Items from a figure collection:
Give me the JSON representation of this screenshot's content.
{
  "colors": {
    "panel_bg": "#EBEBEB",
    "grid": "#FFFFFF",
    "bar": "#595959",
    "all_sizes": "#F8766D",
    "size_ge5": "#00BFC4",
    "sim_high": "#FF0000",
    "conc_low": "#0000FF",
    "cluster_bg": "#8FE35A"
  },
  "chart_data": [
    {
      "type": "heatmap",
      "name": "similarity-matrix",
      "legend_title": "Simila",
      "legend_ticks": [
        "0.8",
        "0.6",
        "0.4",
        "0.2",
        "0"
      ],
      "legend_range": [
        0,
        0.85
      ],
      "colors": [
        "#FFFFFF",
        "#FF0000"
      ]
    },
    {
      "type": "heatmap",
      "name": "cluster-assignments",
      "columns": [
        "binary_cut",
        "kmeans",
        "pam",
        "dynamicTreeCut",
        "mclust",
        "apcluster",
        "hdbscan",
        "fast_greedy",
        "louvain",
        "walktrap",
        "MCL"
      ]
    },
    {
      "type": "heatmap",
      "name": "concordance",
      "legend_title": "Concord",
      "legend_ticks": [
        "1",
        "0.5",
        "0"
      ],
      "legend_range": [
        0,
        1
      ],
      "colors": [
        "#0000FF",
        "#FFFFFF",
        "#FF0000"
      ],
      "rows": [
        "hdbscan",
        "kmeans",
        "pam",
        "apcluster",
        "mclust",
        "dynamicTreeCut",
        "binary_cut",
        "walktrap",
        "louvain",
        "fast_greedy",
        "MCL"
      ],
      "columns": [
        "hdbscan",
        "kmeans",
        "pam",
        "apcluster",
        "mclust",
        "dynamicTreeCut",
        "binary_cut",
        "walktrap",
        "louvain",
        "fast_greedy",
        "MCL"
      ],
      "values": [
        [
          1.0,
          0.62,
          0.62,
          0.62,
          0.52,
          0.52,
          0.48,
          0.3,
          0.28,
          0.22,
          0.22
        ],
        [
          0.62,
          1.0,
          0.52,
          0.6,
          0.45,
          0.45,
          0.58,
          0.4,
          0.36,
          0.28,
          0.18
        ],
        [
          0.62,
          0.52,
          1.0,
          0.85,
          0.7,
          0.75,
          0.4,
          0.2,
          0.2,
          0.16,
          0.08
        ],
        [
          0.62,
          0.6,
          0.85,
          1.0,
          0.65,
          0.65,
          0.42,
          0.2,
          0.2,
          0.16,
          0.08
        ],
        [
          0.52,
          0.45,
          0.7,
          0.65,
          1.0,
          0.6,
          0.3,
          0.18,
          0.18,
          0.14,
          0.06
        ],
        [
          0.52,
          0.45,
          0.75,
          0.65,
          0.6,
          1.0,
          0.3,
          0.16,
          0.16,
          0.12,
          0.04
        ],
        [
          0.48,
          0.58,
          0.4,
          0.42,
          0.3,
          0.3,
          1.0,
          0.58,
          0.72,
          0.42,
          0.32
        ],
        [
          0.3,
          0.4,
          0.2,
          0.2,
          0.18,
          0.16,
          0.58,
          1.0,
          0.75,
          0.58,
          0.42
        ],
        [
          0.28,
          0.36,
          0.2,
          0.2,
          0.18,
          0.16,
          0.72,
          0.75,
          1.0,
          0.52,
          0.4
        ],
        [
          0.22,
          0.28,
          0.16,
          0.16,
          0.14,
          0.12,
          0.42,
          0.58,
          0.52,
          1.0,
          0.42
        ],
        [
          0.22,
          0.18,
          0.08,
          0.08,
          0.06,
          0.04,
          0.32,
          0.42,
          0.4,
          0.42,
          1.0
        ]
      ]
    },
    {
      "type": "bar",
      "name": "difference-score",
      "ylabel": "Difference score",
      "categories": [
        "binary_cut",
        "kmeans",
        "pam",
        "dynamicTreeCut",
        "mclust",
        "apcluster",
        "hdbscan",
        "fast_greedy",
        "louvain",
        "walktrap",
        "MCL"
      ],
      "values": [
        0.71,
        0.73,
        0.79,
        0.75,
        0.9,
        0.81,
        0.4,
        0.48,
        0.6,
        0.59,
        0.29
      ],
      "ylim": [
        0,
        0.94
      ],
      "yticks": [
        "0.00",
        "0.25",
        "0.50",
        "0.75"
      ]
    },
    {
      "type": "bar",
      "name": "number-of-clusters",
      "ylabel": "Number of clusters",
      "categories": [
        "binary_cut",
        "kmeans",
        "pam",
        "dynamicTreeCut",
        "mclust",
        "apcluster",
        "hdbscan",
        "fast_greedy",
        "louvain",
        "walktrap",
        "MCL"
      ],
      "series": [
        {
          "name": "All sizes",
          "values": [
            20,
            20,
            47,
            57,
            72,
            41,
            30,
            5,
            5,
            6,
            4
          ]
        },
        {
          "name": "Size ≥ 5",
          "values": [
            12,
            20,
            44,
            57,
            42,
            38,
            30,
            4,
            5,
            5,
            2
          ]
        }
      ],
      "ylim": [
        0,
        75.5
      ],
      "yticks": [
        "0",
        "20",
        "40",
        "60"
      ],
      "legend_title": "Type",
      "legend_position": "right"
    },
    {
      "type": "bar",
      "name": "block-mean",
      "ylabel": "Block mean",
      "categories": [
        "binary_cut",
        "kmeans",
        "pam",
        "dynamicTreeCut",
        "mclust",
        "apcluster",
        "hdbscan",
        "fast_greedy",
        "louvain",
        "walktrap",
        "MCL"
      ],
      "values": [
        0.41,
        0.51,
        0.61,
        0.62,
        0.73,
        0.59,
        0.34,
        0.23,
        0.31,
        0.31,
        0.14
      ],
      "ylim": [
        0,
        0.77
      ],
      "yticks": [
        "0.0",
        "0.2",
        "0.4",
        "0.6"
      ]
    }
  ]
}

■ Direction
Please reproduce every line of the material word for word.

■ Response below
Give me the JSON representation of this screenshot's content.
{
  "colors": {
    "panel_bg": "#EBEBEB",
    "grid": "#FFFFFF",
    "bar": "#595959",
    "all_sizes": "#F8766D",
    "size_ge5": "#00BFC4",
    "sim_high": "#FF0000",
    "conc_low": "#0000FF",
    "cluster_bg": "#8FE35A"
  },
  "chart_data": [
    {
      "type": "heatmap",
      "name": "similarity-matrix",
      "legend_title": "Simila",
      "legend_ticks": [
        "0.8",
        "0.6",
        "0.4",
        "0.2",
        "0"
      ],
      "legend_range": [
        0,
        0.85
      ],
      "colors": [
        "#FFFFFF",
        "#FF0000"
      ]
    },
    {
      "type": "heatmap",
      "name": "cluster-assignments",
      "columns": [
        "binary_cut",
        "kmeans",
        "pam",
        "dynamicTreeCut",
        "mclust",
        "apcluster",
        "hdbscan",
        "fast_greedy",
        "louvain",
        "walktrap",
        "MCL"
      ]
    },
    {
      "type": "heatmap",
      "name": "concordance",
      "legend_title": "Concord",
      "legend_ticks": [
        "1",
        "0.5",
        "0"
      ],
      "legend_range": [
        0,
        1
      ],
      "colors": [
        "#0000FF",
        "#FFFFFF",
        "#FF0000"
      ],
      "rows": [
        "hdbscan",
        "kmeans",
        "pam",
        "apcluster",
        "mclust",
        "dynamicTreeCut",
        "binary_cut",
        "walktrap",
        "louvain",
        "fast_greedy",
        "MCL"
      ],
      "columns": [
        "hdbscan",
        "kmeans",
        "pam",
        "apcluster",
        "mclust",
        "dynamicTreeCut",
        "binary_cut",
        "walktrap",
        "louvain",
        "fast_greedy",
        "MCL"
      ],
      "values": [
        [
          1.0,
          0.62,
          0.62,
          0.62,
          0.52,
          0.52,
          0.48,
          0.3,
          0.28,
          0.22,
          0.22
        ],
        [
          0.62,
          1.0,
          0.52,
          0.6,
          0.45,
          0.45,
          0.58,
          0.4,
          0.36,
          0.28,
          0.18
        ],
        [
          0.62,
          0.52,
          1.0,
          0.85,
          0.7,
          0.75,
          0.4,
          0.2,
          0.2,
          0.16,
          0.08
        ],
        [
          0.62,
          0.6,
          0.85,
          1.0,
          0.65,
          0.65,
          0.42,
          0.2,
          0.2,
          0.16,
          0.08
        ],
        [
          0.52,
          0.45,
          0.7,
          0.65,
          1.0,
          0.6,
          0.3,
          0.18,
          0.18,
          0.14,
          0.06
        ],
        [
          0.52,
          0.45,
          0.75,
          0.65,
          0.6,
          1.0,
          0.3,
          0.16,
          0.16,
          0.12,
          0.04
        ],
        [
          0.48,
          0.58,
          0.4,
          0.42,
          0.3,
          0.3,
          1.0,
          0.58,
          0.72,
          0.42,
          0.32
        ],
        [
          0.3,
          0.4,
          0.2,
          0.2,
          0.18,
          0.16,
          0.58,
          1.0,
          0.75,
          0.58,
          0.42
        ],
        [
          0.28,
          0.36,
          0.2,
          0.2,
          0.18,
          0.16,
          0.72,
          0.75,
          1.0,
          0.52,
          0.4
        ],
        [
          0.22,
          0.28,
          0.16,
          0.16,
          0.14,
          0.12,
          0.42,
          0.58,
          0.52,
          1.0,
          0.42
        ],
        [
          0.22,
          0.18,
          0.08,
          0.08,
          0.06,
          0.04,
          0.32,
          0.42,
          0.4,
          0.42,
          1.0
        ]
      ]
    },
    {
      "type": "bar",
      "name": "difference-score",
      "ylabel": "Difference score",
      "categories": [
        "binary_cut",
        "kmeans",
        "pam",
        "dynamicTreeCut",
        "mclust",
        "apcluster",
        "hdbscan",
        "fast_greedy",
        "louvain",
        "walktrap",
        "MCL"
      ],
      "values": [
        0.71,
        0.73,
        0.79,
        0.75,
        0.9,
        0.81,
        0.4,
        0.48,
        0.6,
        0.59,
        0.29
      ],
      "ylim": [
        0,
        0.94
      ],
      "yticks": [
        "0.00",
        "0.25",
        "0.50",
        "0.75"
      ]
    },
    {
      "type": "bar",
      "name": "number-of-clusters",
      "ylabel": "Number of clusters",
      "categories": [
        "binary_cut",
        "kmeans",
        "pam",
        "dynamicTreeCut",
        "mclust",
        "apcluster",
        "hdbscan",
        "fast_greedy",
        "louvain",
        "walktrap",
        "MCL"
      ],
      "series": [
        {
          "name": "All sizes",
          "values": [
            20,
            20,
            47,
            57,
            72,
            41,
            30,
            5,
            5,
            6,
            4
          ]
        },
        {
          "name": "Size ≥ 5",
          "values": [
            12,
            20,
            44,
            57,
            42,
            38,
            30,
            4,
            5,
            5,
            2
          ]
        }
      ],
      "ylim": [
        0,
        75.5
      ],
      "yticks": [
        "0",
        "20",
        "40",
        "60"
      ],
      "legend_title": "Type",
      "legend_position": "right"
    },
    {
      "type": "bar",
      "name": "block-mean",
      "ylabel": "Block mean",
      "categories": [
        "binary_cut",
        "kmeans",
        "pam",
        "dynamicTreeCut",
        "mclust",
        "apcluster",
        "hdbscan",
        "fast_greedy",
        "louvain",
        "walktrap",
        "MCL"
      ],
      "values": [
        0.41,
        0.51,
        0.61,
        0.62,
        0.73,
        0.59,
        0.34,
        0.23,
        0.31,
        0.31,
        0.14
      ],
      "ylim": [
        0,
        0.77
      ],
      "yticks": [
        "0.0",
        "0.2",
        "0.4",
        "0.6"
      ]
    }
  ]
}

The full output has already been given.